◆ **Set task**:
Look through the listing and locate every line containing the word "dimensions"; copy those lines.

◆ **Stored data**:

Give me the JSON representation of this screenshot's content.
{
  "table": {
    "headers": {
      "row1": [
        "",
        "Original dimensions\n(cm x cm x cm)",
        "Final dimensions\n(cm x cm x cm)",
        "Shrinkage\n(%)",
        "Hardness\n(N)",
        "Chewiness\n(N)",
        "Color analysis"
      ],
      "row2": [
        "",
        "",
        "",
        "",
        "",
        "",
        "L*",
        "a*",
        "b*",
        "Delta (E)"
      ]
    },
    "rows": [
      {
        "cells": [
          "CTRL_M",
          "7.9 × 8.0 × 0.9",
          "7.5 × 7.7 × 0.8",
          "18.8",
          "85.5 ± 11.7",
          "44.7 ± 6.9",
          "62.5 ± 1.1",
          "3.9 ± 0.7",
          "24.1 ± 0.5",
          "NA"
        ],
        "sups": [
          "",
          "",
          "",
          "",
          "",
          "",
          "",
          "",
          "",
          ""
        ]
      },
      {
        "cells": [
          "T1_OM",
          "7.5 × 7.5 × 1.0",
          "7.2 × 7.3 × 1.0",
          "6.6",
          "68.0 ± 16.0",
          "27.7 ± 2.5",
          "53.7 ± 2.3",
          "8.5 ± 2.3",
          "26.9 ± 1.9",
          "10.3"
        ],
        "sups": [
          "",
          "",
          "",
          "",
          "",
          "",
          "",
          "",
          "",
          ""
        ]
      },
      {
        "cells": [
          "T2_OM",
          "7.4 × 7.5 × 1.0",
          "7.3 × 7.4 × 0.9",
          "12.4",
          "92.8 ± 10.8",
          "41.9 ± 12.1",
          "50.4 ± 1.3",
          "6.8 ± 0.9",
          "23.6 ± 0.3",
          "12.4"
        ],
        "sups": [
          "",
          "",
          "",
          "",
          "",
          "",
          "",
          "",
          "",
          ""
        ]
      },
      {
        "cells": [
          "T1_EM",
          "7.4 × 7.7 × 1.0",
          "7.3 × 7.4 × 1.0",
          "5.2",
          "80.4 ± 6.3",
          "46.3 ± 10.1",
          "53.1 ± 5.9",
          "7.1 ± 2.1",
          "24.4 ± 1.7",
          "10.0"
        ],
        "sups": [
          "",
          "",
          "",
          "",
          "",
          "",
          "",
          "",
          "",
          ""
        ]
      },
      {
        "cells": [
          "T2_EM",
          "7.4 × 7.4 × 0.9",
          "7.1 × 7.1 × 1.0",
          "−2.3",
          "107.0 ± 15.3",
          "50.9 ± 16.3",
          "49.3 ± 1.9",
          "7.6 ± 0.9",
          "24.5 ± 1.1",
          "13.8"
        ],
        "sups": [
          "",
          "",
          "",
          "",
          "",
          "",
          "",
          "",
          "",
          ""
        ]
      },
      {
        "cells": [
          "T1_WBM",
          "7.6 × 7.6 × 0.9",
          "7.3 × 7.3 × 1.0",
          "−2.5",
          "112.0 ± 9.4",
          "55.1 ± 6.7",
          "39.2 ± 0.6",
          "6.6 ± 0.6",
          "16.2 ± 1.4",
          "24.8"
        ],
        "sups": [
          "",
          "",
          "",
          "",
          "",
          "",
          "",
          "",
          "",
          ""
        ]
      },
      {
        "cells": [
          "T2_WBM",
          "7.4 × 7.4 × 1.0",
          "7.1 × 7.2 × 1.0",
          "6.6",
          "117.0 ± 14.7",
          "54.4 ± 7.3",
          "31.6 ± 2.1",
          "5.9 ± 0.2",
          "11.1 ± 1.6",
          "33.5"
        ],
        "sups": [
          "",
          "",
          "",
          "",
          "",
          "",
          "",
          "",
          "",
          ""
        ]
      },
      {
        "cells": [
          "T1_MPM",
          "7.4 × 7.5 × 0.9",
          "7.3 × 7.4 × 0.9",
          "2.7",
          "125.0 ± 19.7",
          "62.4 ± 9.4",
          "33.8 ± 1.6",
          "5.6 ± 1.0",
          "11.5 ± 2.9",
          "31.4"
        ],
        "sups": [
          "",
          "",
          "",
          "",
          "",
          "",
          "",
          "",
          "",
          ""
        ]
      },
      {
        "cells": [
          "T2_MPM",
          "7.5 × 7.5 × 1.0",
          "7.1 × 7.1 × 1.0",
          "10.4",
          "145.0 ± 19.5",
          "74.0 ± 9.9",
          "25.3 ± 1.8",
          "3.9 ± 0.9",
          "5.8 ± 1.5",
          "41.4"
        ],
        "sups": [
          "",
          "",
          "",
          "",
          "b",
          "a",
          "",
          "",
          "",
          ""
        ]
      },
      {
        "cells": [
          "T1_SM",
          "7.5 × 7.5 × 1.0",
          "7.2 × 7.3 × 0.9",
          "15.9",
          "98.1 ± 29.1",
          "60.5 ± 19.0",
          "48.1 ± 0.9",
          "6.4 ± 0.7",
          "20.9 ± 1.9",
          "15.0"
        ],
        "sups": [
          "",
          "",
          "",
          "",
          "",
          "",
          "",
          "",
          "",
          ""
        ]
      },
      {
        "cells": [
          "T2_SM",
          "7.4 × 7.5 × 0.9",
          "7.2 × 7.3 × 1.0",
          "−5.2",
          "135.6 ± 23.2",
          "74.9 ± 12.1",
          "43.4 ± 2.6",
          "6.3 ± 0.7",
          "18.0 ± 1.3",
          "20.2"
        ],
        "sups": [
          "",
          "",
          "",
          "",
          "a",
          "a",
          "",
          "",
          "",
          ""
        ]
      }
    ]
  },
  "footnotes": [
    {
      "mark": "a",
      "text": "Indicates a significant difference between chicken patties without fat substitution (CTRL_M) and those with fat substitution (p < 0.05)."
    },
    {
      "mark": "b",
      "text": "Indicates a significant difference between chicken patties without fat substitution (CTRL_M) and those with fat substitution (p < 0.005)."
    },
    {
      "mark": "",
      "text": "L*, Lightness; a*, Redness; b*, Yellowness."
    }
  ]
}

◆ **Output of the task**:
        "Original dimensions\n(cm x cm x cm)",
        "Final dimensions\n(cm x cm x cm)",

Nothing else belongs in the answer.